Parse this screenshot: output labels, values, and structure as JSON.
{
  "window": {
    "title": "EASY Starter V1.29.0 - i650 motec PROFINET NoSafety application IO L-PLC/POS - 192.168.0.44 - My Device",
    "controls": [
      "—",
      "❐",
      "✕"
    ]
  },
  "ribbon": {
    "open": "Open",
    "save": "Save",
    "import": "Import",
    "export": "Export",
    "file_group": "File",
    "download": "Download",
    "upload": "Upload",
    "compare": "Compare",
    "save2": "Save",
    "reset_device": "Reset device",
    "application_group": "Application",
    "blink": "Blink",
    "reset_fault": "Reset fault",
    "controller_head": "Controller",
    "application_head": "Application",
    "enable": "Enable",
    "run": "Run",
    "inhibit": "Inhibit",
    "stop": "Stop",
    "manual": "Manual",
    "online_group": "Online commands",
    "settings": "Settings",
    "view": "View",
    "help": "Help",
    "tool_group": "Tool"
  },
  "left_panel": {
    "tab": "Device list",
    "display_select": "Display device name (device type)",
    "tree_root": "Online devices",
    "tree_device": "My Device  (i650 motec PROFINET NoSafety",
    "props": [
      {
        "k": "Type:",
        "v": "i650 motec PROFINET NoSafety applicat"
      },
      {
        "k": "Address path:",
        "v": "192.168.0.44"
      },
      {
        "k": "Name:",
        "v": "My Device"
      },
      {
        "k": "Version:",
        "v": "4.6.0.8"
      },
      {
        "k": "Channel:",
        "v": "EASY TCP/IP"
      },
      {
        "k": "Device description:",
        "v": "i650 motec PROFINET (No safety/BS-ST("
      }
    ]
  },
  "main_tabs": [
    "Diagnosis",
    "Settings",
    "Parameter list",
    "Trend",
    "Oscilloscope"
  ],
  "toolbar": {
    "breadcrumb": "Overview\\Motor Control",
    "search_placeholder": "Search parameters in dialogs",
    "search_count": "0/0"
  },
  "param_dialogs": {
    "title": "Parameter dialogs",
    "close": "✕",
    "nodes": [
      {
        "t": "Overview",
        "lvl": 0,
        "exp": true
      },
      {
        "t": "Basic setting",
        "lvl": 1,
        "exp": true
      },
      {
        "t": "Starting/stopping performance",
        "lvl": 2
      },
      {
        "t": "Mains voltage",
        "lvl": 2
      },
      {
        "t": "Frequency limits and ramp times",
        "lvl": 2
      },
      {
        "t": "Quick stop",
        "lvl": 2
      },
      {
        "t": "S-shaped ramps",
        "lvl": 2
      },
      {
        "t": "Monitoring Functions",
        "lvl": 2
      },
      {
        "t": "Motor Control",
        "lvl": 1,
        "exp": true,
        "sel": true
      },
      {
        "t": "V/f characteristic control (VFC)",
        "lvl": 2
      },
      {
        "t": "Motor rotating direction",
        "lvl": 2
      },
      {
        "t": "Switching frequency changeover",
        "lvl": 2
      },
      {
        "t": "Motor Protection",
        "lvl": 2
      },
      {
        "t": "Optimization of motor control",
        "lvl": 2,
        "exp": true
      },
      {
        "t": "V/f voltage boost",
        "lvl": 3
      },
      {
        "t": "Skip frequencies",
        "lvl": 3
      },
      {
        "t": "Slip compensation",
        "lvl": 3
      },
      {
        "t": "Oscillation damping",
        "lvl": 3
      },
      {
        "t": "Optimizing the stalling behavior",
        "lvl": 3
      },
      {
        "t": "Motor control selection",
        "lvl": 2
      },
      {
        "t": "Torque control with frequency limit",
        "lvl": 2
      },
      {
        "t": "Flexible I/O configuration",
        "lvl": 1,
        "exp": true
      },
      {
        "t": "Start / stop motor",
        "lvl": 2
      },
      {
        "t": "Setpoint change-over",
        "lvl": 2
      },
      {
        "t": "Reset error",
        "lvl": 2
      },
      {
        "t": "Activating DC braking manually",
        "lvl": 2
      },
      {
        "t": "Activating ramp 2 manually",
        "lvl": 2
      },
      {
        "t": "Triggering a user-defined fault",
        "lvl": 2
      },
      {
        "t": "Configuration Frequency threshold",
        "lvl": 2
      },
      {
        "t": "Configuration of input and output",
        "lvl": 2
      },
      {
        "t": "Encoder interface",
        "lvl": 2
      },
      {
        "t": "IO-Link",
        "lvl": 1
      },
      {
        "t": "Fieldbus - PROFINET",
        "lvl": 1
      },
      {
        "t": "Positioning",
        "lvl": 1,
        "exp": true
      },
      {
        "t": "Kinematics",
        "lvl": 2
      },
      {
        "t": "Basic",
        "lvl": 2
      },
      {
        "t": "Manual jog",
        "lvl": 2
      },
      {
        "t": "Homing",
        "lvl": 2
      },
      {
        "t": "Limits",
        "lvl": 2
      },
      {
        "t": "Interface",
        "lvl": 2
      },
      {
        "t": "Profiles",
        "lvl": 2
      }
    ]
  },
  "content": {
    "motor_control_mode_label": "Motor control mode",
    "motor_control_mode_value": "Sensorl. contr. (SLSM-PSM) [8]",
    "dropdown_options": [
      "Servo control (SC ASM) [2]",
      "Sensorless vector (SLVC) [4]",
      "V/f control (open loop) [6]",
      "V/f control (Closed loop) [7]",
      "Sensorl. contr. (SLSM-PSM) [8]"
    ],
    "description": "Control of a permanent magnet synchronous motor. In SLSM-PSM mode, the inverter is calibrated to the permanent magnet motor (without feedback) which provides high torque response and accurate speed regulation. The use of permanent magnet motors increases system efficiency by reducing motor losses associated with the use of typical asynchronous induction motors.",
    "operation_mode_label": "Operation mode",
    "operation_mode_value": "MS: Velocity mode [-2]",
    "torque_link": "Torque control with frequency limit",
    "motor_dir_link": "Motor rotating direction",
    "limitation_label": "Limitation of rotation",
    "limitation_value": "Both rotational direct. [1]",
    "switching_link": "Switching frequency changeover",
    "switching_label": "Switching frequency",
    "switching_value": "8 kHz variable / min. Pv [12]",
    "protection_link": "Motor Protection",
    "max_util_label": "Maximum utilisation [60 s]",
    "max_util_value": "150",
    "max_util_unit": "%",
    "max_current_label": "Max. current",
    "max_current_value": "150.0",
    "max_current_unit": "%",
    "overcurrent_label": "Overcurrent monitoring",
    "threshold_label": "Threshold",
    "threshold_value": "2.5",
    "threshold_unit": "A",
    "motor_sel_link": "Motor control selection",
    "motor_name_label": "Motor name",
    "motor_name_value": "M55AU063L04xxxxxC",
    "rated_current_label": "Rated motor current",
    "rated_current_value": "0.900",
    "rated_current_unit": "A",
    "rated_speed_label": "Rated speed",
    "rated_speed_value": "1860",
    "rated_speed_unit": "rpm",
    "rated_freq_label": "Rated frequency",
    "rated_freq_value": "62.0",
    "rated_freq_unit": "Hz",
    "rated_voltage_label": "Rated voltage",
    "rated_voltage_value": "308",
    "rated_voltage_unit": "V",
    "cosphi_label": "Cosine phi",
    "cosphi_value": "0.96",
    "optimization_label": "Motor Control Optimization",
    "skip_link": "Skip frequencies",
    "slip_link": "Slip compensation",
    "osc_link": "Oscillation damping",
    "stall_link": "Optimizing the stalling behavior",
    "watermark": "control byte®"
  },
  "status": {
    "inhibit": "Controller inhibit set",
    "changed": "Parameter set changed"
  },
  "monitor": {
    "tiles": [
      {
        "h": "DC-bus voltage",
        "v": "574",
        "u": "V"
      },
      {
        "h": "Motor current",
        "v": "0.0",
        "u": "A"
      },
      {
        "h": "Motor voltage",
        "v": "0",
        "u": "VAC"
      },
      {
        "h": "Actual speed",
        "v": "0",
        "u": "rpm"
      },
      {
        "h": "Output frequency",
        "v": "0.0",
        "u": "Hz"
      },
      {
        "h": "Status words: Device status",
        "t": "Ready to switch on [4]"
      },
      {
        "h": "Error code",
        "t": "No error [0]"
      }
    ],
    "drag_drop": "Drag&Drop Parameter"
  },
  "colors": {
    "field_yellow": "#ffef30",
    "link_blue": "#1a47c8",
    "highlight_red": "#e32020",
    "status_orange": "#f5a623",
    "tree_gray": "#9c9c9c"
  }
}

____________________

- What you are asked to do
Where does the word "motec" appear? Return each line that holds it.

- Complete output
    "title": "EASY Starter V1.29.0 - i650 motec PROFINET NoSafety application IO L-PLC/POS - 192.168.0.44 - My Device",
    "tree_device": "My Device  (i650 motec PROFINET NoSafety",
        "v": "i650 motec PROFINET NoSafety applicat"
        "v": "i650 motec PROFINET (No safety/BS-ST("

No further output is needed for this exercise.